#### DIRECTIONS FOR THIS TASK
Restate every line of the material, word for word.

#### INFORMATION SUPPLIED
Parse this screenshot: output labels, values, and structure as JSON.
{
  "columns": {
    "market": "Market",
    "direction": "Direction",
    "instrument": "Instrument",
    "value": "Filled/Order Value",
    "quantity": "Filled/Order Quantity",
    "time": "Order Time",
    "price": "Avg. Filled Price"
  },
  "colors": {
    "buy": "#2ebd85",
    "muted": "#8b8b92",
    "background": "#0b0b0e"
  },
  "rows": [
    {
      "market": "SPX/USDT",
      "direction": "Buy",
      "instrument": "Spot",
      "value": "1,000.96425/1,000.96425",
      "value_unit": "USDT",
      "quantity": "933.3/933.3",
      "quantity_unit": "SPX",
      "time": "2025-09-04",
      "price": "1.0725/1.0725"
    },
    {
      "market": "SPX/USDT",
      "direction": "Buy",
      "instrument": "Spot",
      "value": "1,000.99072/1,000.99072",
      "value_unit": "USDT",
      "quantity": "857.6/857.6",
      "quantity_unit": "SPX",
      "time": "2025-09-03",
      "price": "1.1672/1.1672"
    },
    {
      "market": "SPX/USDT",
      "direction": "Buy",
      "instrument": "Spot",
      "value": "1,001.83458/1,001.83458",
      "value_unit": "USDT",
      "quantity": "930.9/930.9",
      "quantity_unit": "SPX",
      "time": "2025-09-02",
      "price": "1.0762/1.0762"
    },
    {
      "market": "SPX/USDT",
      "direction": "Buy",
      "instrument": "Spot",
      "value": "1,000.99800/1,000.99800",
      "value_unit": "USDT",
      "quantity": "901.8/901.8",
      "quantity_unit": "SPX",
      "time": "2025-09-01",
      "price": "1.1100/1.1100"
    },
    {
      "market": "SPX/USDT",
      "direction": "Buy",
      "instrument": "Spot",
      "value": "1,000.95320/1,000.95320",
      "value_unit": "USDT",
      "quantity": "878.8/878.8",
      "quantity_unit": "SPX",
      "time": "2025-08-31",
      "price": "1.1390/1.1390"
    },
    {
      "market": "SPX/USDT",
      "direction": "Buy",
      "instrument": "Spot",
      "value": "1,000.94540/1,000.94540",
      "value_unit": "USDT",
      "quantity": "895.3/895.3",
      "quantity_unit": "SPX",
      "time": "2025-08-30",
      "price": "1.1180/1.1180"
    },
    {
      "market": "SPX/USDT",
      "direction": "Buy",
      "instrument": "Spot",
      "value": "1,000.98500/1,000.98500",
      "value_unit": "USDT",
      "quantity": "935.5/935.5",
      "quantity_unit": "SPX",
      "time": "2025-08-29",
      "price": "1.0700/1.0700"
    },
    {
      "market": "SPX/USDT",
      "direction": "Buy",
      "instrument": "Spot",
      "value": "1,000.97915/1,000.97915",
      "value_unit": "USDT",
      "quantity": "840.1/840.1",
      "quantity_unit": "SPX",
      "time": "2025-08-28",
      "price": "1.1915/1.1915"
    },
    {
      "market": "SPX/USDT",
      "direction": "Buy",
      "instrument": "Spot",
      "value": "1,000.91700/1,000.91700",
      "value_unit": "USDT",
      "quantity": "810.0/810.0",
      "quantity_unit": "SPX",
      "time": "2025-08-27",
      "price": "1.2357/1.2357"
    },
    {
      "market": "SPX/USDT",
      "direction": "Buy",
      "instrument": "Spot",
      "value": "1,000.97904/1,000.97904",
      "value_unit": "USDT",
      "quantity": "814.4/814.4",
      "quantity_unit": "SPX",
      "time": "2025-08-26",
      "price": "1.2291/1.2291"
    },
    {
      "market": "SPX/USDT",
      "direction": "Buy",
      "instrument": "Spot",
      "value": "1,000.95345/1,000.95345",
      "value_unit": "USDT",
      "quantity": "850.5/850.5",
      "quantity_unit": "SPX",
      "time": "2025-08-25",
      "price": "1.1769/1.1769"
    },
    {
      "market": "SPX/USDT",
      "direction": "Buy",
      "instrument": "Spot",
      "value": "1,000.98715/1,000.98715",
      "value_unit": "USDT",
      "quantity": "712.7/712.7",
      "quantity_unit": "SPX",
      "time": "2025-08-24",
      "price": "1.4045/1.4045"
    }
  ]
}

#### ANSWER TO THE EXERCISE
Parse this screenshot: output labels, values, and structure as JSON.
{
  "columns": {
    "market": "Market",
    "direction": "Direction",
    "instrument": "Instrument",
    "value": "Filled/Order Value",
    "quantity": "Filled/Order Quantity",
    "time": "Order Time",
    "price": "Avg. Filled Price"
  },
  "colors": {
    "buy": "#2ebd85",
    "muted": "#8b8b92",
    "background": "#0b0b0e"
  },
  "rows": [
    {
      "market": "SPX/USDT",
      "direction": "Buy",
      "instrument": "Spot",
      "value": "1,000.96425/1,000.96425",
      "value_unit": "USDT",
      "quantity": "933.3/933.3",
      "quantity_unit": "SPX",
      "time": "2025-09-04",
      "price": "1.0725/1.0725"
    },
    {
      "market": "SPX/USDT",
      "direction": "Buy",
      "instrument": "Spot",
      "value": "1,000.99072/1,000.99072",
      "value_unit": "USDT",
      "quantity": "857.6/857.6",
      "quantity_unit": "SPX",
      "time": "2025-09-03",
      "price": "1.1672/1.1672"
    },
    {
      "market": "SPX/USDT",
      "direction": "Buy",
      "instrument": "Spot",
      "value": "1,001.83458/1,001.83458",
      "value_unit": "USDT",
      "quantity": "930.9/930.9",
      "quantity_unit": "SPX",
      "time": "2025-09-02",
      "price": "1.0762/1.0762"
    },
    {
      "market": "SPX/USDT",
      "direction": "Buy",
      "instrument": "Spot",
      "value": "1,000.99800/1,000.99800",
      "value_unit": "USDT",
      "quantity": "901.8/901.8",
      "quantity_unit": "SPX",
      "time": "2025-09-01",
      "price": "1.1100/1.1100"
    },
    {
      "market": "SPX/USDT",
      "direction": "Buy",
      "instrument": "Spot",
      "value": "1,000.95320/1,000.95320",
      "value_unit": "USDT",
      "quantity": "878.8/878.8",
      "quantity_unit": "SPX",
      "time": "2025-08-31",
      "price": "1.1390/1.1390"
    },
    {
      "market": "SPX/USDT",
      "direction": "Buy",
      "instrument": "Spot",
      "value": "1,000.94540/1,000.94540",
      "value_unit": "USDT",
      "quantity": "895.3/895.3",
      "quantity_unit": "SPX",
      "time": "2025-08-30",
      "price": "1.1180/1.1180"
    },
    {
      "market": "SPX/USDT",
      "direction": "Buy",
      "instrument": "Spot",
      "value": "1,000.98500/1,000.98500",
      "value_unit": "USDT",
      "quantity": "935.5/935.5",
      "quantity_unit": "SPX",
      "time": "2025-08-29",
      "price": "1.0700/1.0700"
    },
    {
      "market": "SPX/USDT",
      "direction": "Buy",
      "instrument": "Spot",
      "value": "1,000.97915/1,000.97915",
      "value_unit": "USDT",
      "quantity": "840.1/840.1",
      "quantity_unit": "SPX",
      "time": "2025-08-28",
      "price": "1.1915/1.1915"
    },
    {
      "market": "SPX/USDT",
      "direction": "Buy",
      "instrument": "Spot",
      "value": "1,000.91700/1,000.91700",
      "value_unit": "USDT",
      "quantity": "810.0/810.0",
      "quantity_unit": "SPX",
      "time": "2025-08-27",
      "price": "1.2357/1.2357"
    },
    {
      "market": "SPX/USDT",
      "direction": "Buy",
      "instrument": "Spot",
      "value": "1,000.97904/1,000.97904",
      "value_unit": "USDT",
      "quantity": "814.4/814.4",
      "quantity_unit": "SPX",
      "time": "2025-08-26",
      "price": "1.2291/1.2291"
    },
    {
      "market": "SPX/USDT",
      "direction": "Buy",
      "instrument": "Spot",
      "value": "1,000.95345/1,000.95345",
      "value_unit": "USDT",
      "quantity": "850.5/850.5",
      "quantity_unit": "SPX",
      "time": "2025-08-25",
      "price": "1.1769/1.1769"
    },
    {
      "market": "SPX/USDT",
      "direction": "Buy",
      "instrument": "Spot",
      "value": "1,000.98715/1,000.98715",
      "value_unit": "USDT",
      "quantity": "712.7/712.7",
      "quantity_unit": "SPX",
      "time": "2025-08-24",
      "price": "1.4045/1.4045"
    }
  ]
}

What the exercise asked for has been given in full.